- _What is expected_
Pull out every line below containing the word "Monatsintervall".

------------------------------------------------

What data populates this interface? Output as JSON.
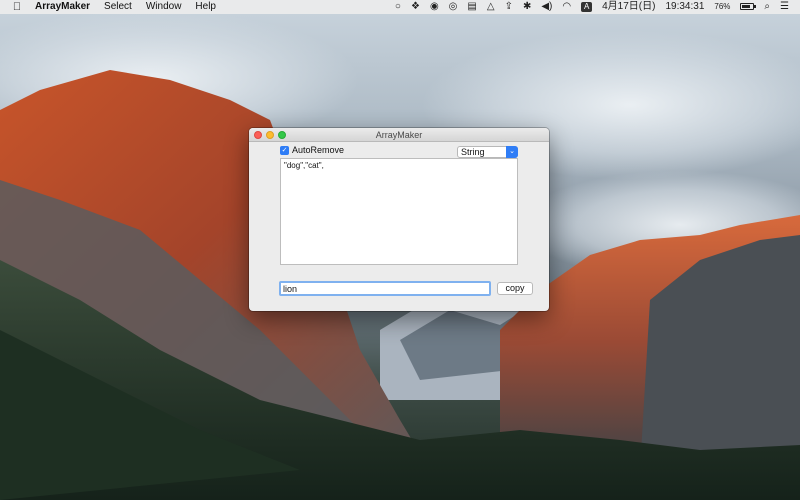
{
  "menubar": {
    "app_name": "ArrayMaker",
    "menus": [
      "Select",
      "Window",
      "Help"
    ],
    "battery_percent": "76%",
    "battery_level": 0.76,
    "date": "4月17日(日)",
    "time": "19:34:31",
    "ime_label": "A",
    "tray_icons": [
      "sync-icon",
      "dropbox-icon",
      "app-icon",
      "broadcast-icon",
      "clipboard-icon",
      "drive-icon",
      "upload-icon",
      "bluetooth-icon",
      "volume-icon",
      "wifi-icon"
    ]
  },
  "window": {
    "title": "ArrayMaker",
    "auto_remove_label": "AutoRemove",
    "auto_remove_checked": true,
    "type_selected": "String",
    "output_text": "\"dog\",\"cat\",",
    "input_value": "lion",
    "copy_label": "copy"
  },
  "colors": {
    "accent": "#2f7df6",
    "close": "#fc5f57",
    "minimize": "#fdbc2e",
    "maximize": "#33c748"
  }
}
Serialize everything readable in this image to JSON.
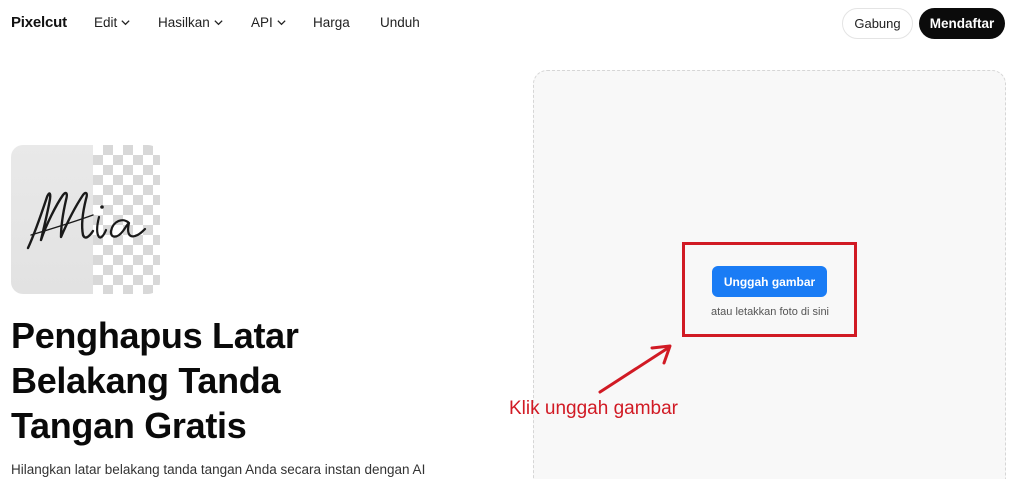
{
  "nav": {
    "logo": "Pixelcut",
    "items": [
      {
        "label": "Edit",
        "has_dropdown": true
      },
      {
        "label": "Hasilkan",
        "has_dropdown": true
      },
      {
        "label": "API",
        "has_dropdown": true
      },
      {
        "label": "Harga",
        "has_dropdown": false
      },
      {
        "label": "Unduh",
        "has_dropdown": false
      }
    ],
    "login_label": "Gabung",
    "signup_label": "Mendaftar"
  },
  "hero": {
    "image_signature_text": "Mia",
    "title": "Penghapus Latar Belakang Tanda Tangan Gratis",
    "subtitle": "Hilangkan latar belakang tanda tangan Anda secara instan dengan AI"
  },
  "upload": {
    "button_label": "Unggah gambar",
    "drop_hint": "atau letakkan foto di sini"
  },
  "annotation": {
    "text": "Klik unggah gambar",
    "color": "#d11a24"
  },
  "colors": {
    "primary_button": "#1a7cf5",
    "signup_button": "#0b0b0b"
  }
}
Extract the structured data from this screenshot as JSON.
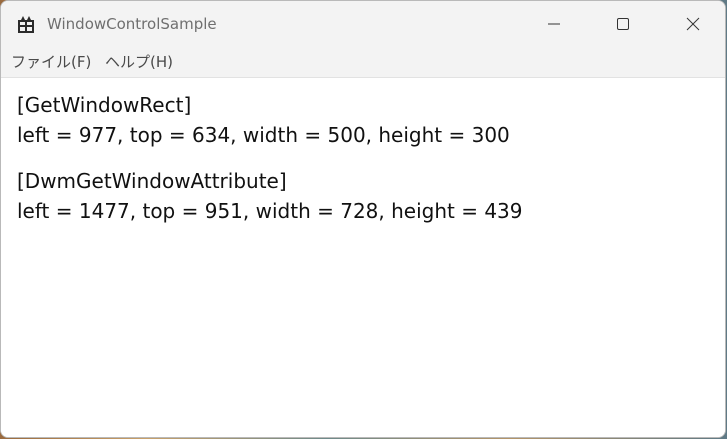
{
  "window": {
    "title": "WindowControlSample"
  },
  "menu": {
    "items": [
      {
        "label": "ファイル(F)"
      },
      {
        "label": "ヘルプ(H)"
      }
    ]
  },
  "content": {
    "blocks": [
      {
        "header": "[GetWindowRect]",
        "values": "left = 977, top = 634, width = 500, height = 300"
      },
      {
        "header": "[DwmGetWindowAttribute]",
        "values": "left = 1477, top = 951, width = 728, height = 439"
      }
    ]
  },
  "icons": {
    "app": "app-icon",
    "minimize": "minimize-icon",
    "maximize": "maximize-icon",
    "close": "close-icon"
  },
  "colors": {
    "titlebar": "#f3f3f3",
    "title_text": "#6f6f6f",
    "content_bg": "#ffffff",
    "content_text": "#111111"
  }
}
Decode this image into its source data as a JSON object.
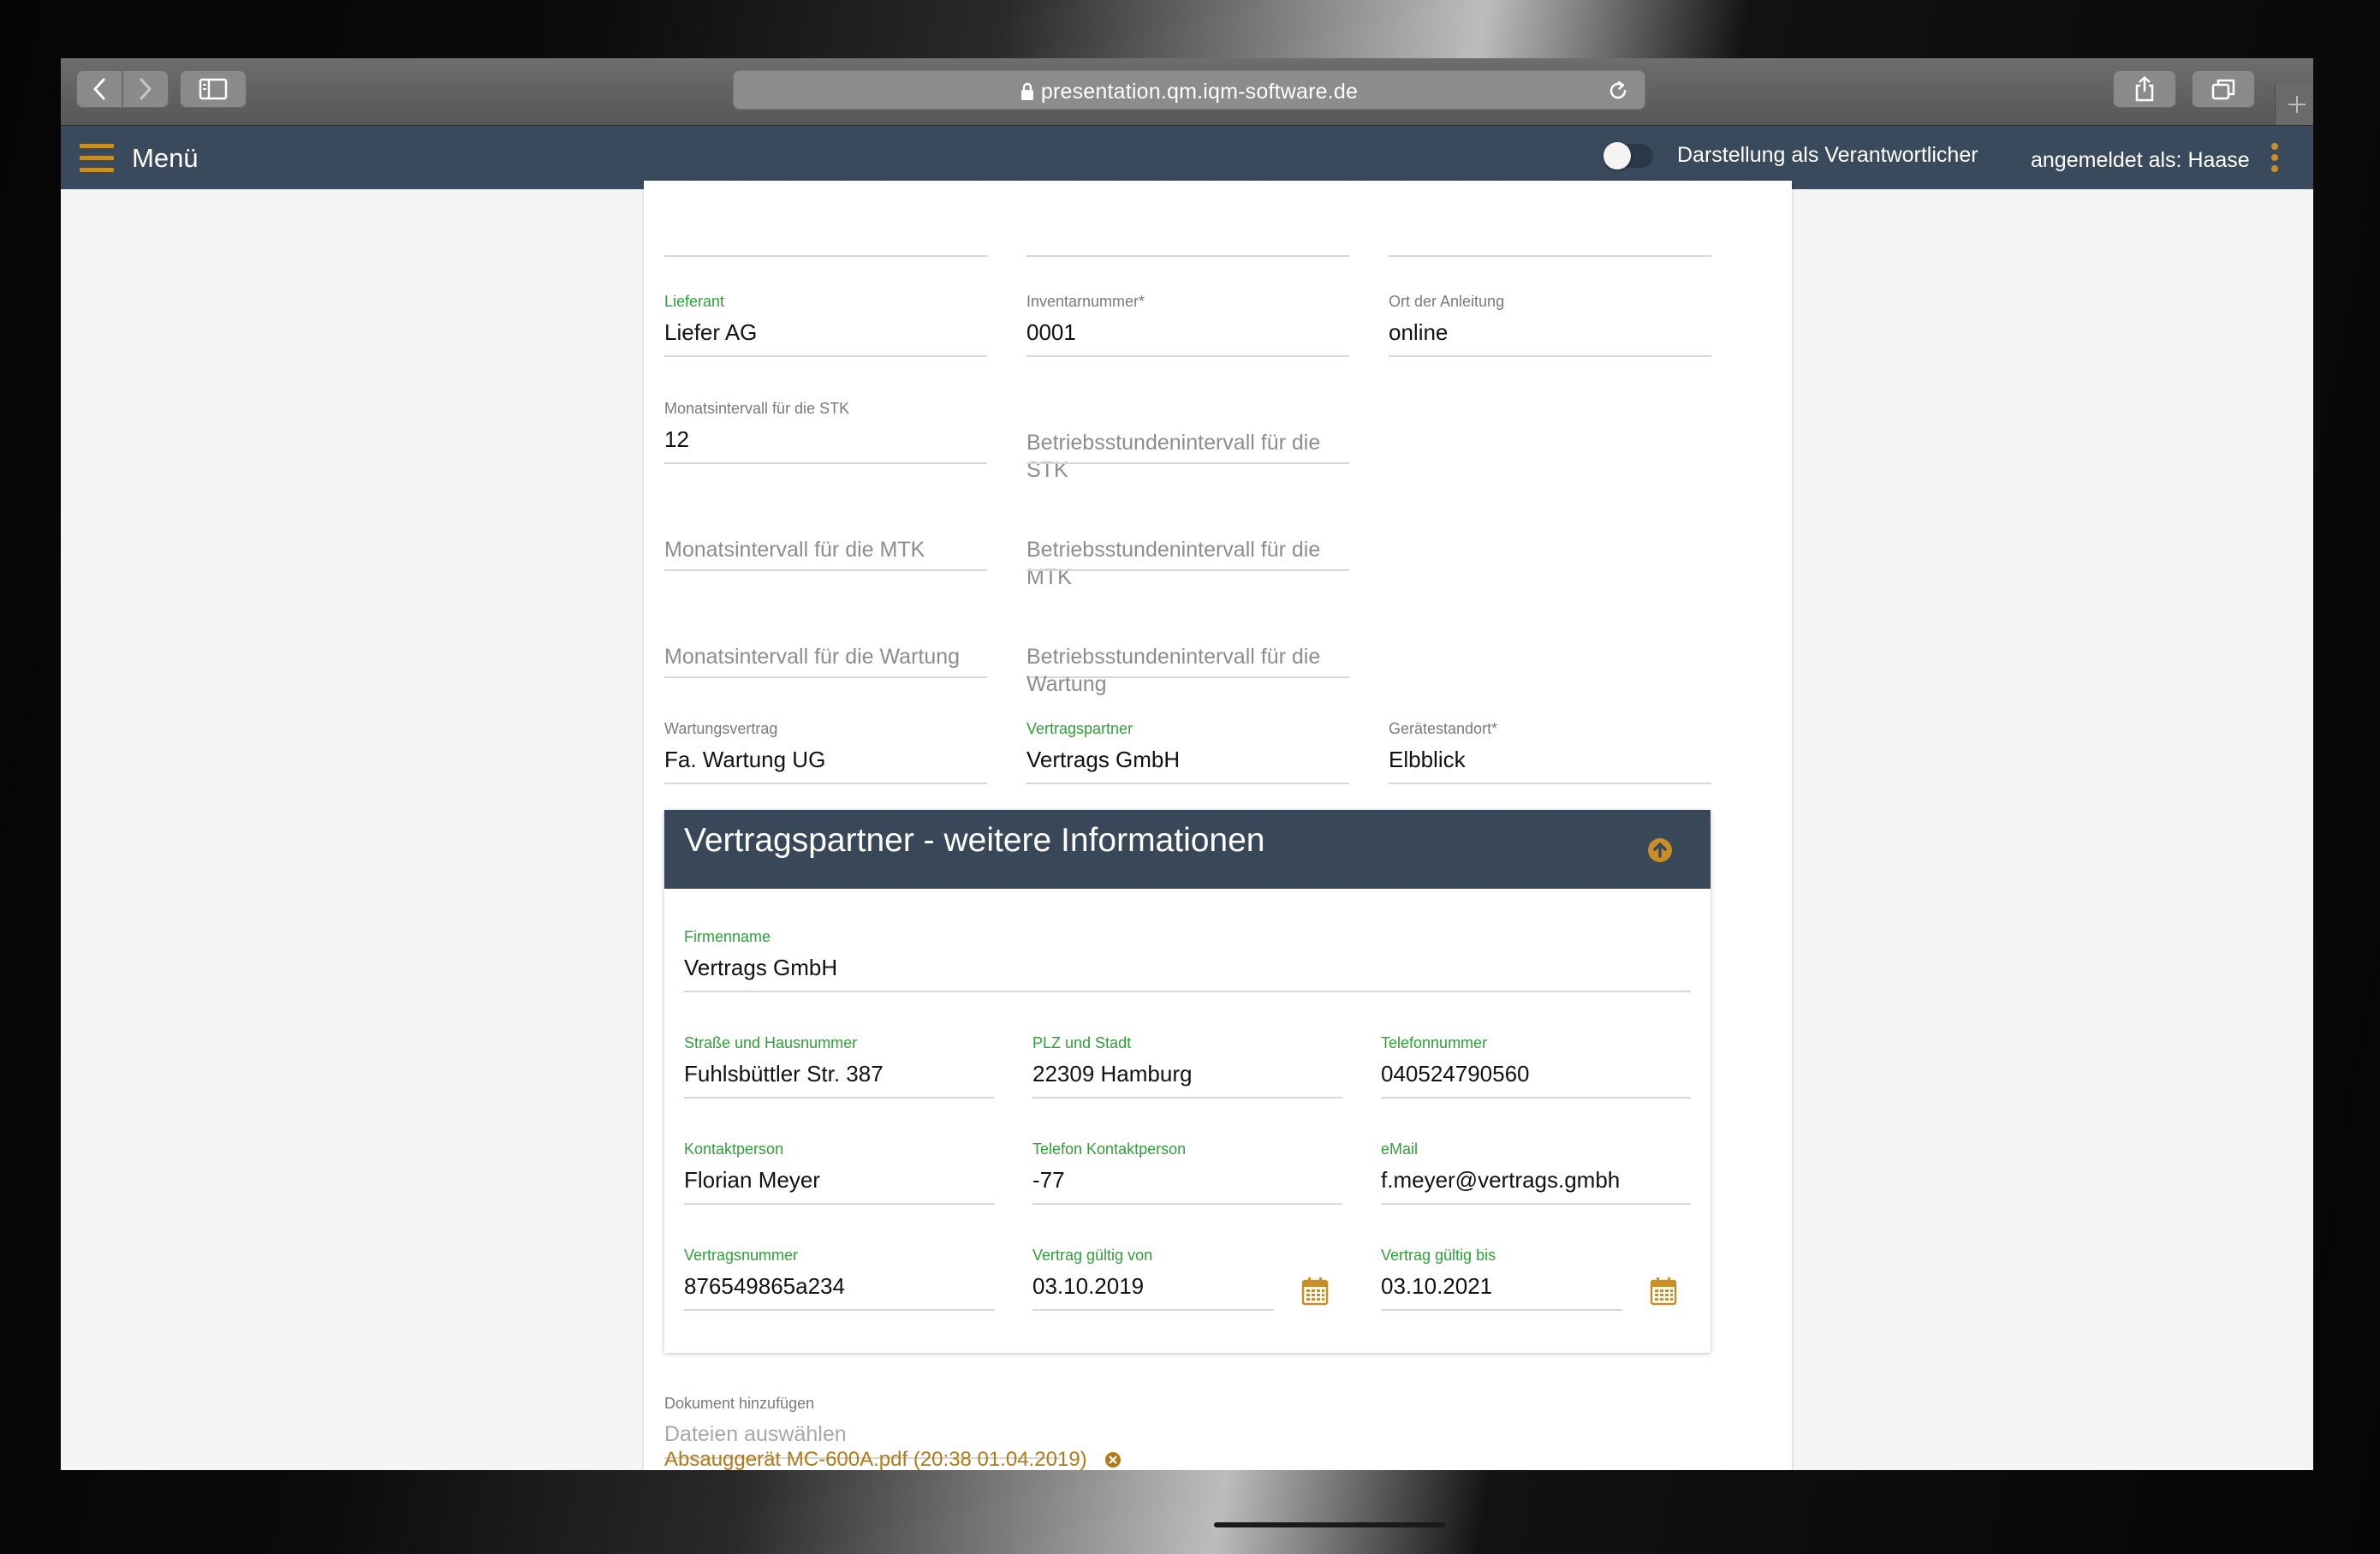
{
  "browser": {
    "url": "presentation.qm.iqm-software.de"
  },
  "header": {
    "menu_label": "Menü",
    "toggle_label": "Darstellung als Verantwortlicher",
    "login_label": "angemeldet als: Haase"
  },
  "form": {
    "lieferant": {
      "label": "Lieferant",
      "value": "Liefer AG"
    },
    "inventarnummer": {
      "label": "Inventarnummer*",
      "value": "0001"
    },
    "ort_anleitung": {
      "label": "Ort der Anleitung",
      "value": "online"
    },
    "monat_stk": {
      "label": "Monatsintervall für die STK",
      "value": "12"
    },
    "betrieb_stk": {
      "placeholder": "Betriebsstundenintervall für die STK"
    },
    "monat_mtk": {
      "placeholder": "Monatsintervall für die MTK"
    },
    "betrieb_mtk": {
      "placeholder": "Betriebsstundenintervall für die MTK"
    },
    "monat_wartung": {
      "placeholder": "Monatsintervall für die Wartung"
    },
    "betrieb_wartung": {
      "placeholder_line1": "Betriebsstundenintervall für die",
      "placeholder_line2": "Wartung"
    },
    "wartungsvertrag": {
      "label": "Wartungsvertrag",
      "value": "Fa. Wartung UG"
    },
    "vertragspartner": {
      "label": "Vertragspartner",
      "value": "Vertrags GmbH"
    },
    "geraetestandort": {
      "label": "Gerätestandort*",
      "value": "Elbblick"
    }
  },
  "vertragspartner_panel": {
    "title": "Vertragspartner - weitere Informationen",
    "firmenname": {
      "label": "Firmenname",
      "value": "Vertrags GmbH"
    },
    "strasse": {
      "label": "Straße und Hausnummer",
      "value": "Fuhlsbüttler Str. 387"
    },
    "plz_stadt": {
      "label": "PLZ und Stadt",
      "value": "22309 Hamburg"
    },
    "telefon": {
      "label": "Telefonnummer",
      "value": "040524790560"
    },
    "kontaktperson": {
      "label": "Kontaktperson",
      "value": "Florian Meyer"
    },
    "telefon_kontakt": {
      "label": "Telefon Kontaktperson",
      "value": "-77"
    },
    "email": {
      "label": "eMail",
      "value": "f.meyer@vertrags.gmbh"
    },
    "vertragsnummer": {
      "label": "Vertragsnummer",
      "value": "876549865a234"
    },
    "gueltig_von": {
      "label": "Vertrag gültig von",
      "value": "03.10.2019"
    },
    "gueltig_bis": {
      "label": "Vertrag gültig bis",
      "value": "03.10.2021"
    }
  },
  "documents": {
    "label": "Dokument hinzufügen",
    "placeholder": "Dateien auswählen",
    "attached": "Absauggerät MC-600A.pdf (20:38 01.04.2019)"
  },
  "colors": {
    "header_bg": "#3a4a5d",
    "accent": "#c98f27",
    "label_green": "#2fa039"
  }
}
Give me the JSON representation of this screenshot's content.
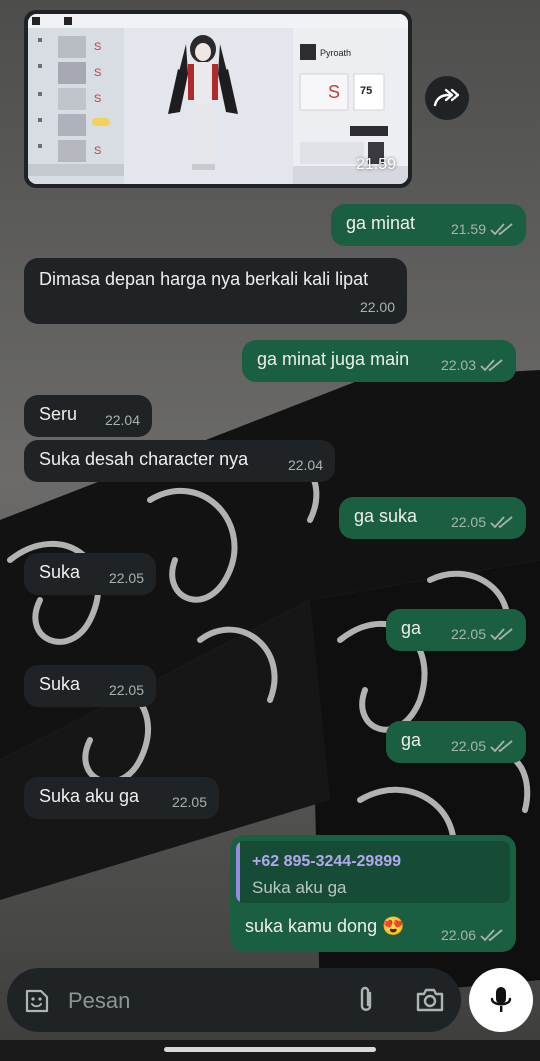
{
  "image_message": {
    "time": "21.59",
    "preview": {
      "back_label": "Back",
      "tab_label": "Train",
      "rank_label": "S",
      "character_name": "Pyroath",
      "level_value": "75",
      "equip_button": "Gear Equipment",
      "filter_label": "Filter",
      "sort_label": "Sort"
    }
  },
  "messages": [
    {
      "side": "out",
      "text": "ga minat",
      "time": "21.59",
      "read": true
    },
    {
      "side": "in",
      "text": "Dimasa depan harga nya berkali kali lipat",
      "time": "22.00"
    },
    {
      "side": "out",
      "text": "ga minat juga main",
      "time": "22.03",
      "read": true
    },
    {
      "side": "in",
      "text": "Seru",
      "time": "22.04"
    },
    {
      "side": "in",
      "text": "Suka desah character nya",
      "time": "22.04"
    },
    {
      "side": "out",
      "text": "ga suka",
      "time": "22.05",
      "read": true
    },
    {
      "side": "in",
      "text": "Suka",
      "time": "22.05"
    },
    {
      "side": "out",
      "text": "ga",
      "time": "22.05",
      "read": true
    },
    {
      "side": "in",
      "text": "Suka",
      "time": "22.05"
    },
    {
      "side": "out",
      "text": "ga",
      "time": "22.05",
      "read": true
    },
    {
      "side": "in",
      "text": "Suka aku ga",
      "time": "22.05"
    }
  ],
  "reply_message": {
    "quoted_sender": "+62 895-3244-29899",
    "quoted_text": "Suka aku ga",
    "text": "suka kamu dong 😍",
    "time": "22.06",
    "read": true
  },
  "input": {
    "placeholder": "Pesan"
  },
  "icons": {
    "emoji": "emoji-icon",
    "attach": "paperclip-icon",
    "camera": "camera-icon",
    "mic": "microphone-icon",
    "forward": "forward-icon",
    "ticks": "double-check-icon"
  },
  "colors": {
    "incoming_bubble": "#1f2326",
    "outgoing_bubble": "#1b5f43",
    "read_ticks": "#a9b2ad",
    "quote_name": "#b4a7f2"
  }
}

------------------------------------------------

- _Task output_
      "label": "Monatsintervall für die STK",
      "placeholder": "Monatsintervall für die MTK"
      "placeholder": "Monatsintervall für die Wartung"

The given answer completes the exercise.